Find each line with the word "Улица" and state how many there are, nothing more.

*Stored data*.

┌────────

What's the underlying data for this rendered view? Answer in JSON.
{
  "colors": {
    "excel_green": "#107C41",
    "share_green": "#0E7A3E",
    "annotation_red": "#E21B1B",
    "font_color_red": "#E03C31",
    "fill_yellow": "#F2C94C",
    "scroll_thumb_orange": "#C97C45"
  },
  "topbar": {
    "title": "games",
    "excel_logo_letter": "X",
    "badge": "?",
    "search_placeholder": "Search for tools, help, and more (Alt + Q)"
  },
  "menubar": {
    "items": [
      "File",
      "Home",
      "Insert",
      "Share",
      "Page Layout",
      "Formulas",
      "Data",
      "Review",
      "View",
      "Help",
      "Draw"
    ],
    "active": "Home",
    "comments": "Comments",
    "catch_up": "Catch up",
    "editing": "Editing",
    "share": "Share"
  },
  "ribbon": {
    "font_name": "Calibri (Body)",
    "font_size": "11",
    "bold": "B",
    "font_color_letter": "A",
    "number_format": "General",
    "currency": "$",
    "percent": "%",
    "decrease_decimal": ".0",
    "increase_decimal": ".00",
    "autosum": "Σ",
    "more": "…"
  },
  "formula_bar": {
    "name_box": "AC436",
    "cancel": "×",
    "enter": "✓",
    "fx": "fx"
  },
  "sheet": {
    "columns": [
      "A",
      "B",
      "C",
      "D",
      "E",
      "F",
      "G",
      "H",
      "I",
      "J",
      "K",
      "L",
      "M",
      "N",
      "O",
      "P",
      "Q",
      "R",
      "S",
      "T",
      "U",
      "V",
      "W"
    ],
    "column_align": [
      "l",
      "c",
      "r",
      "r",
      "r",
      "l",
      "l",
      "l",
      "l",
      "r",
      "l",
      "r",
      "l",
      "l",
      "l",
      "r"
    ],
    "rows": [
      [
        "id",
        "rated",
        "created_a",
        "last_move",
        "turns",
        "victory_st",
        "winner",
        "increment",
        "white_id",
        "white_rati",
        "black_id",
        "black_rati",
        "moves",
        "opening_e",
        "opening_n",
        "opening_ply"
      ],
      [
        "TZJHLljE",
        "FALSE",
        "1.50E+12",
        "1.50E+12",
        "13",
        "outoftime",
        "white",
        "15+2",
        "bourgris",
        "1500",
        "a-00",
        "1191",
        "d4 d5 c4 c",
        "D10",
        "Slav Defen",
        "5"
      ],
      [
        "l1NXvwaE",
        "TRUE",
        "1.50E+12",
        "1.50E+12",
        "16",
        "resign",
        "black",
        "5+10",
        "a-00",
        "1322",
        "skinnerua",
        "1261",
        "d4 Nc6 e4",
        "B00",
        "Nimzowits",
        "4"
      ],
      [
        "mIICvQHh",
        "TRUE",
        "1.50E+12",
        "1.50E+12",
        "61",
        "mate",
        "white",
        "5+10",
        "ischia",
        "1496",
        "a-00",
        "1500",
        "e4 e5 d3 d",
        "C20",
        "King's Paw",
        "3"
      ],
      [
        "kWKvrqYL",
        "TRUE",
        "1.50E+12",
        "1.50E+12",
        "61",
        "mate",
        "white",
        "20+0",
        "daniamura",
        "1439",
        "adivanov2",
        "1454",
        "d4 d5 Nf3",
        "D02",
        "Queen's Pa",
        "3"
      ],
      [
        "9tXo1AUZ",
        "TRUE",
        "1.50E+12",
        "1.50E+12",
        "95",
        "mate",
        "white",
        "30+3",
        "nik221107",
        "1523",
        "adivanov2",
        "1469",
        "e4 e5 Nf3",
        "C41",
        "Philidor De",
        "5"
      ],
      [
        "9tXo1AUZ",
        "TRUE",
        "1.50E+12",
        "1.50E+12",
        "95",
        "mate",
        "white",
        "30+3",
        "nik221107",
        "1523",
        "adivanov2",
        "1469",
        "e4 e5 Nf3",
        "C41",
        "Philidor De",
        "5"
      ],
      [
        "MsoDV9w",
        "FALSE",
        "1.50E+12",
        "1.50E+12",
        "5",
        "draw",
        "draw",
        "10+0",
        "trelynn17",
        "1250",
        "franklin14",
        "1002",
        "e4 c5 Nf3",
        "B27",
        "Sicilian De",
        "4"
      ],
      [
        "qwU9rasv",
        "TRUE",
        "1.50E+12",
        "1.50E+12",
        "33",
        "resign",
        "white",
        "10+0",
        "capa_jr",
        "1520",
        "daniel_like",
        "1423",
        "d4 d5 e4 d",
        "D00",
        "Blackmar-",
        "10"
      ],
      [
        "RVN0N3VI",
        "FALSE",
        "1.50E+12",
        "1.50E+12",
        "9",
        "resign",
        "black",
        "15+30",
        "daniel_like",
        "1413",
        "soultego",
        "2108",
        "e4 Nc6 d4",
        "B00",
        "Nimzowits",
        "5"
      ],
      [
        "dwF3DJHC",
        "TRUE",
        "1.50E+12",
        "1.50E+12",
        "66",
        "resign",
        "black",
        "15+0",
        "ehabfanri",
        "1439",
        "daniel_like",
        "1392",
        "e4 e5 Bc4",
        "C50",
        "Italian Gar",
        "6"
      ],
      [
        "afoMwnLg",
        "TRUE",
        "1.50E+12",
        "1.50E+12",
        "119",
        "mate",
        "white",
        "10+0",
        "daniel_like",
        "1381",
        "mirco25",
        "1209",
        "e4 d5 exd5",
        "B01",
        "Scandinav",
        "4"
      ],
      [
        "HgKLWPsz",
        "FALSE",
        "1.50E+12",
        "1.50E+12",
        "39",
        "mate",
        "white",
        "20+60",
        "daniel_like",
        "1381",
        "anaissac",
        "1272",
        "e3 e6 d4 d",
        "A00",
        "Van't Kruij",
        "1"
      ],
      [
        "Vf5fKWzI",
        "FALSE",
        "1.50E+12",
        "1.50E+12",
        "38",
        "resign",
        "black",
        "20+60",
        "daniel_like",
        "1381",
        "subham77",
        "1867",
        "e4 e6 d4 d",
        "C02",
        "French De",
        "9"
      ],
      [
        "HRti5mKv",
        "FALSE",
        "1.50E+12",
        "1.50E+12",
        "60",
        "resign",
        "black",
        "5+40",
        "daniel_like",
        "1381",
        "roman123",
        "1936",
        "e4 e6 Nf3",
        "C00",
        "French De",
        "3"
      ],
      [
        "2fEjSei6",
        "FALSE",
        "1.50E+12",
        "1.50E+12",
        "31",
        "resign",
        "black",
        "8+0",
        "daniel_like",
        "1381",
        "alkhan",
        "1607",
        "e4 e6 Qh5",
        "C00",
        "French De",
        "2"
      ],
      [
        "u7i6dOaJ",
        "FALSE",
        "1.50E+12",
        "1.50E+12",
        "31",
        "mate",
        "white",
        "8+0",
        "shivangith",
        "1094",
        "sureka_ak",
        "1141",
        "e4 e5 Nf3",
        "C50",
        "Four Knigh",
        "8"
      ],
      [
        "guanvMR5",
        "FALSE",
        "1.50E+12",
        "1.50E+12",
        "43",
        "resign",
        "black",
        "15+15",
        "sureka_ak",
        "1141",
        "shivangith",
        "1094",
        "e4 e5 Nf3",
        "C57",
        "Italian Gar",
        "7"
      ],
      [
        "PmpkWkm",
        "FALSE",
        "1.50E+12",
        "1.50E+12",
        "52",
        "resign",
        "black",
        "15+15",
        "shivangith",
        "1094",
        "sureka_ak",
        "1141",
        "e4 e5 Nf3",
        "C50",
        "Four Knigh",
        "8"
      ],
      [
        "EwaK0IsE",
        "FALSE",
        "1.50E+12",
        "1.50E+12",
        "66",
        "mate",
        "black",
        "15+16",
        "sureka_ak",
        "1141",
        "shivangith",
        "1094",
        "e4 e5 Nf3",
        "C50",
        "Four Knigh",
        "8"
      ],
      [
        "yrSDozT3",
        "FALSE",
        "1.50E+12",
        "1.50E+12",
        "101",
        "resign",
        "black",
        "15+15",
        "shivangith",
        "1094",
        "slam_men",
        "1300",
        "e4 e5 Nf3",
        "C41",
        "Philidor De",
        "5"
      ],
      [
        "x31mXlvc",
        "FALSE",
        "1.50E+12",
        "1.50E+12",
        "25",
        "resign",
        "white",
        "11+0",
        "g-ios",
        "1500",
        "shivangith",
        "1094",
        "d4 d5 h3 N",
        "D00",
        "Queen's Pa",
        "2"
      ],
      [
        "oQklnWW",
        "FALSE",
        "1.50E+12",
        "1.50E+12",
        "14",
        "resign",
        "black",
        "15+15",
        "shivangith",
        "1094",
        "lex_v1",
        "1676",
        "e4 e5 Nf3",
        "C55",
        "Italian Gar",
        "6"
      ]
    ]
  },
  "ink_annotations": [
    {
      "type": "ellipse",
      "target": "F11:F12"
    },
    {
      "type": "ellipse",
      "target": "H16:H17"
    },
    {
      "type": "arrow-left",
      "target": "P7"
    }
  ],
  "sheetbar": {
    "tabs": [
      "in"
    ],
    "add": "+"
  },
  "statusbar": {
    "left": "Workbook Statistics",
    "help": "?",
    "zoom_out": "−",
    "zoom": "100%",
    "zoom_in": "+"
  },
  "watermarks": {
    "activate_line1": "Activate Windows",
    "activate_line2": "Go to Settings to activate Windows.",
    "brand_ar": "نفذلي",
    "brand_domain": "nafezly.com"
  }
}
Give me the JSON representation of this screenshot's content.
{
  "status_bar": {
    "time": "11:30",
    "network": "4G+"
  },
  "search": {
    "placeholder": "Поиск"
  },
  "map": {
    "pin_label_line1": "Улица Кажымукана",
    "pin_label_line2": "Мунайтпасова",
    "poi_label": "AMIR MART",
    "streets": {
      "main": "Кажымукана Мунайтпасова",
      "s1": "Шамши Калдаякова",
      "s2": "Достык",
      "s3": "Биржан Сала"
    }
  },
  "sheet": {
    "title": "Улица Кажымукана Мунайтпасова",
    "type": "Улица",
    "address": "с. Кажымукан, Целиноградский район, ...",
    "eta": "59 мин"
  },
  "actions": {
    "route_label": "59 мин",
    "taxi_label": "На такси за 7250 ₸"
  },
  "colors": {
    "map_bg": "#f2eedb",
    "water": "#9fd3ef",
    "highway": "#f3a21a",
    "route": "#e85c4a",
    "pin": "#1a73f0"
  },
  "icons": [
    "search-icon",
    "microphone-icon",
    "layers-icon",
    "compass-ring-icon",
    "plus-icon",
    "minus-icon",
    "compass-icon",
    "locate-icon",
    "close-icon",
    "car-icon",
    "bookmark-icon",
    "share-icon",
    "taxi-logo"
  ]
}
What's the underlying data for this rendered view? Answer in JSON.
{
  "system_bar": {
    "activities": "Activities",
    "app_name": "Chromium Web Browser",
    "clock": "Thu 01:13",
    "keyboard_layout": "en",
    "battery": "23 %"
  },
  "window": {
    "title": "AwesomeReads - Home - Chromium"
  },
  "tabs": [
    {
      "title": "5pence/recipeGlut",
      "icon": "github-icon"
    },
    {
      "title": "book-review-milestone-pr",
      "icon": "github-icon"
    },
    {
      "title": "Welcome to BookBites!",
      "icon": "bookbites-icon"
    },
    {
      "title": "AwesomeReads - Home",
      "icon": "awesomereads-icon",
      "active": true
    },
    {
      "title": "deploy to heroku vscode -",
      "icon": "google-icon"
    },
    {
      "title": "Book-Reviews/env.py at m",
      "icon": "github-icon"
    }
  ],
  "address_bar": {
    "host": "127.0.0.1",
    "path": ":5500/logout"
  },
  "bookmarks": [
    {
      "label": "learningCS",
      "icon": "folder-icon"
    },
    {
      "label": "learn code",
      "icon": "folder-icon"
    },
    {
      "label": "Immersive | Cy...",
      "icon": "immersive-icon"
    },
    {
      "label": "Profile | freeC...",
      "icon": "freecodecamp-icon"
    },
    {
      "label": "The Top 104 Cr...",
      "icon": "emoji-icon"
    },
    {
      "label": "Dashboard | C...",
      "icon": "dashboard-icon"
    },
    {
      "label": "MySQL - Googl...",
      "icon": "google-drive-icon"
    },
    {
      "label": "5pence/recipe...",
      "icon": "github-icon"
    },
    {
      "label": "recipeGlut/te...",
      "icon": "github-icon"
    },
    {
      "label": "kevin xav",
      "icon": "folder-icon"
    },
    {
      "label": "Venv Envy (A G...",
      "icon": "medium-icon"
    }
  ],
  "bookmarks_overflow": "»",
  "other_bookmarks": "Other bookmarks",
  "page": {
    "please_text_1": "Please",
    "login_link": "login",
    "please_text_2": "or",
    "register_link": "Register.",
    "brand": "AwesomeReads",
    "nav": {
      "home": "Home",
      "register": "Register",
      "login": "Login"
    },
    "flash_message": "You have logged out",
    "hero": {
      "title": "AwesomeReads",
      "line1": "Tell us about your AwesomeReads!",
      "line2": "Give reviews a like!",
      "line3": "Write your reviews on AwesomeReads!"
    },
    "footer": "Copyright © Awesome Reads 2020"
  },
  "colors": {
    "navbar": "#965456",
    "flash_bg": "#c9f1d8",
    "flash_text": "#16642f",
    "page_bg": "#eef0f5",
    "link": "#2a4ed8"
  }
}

└────────

*Final result*. 3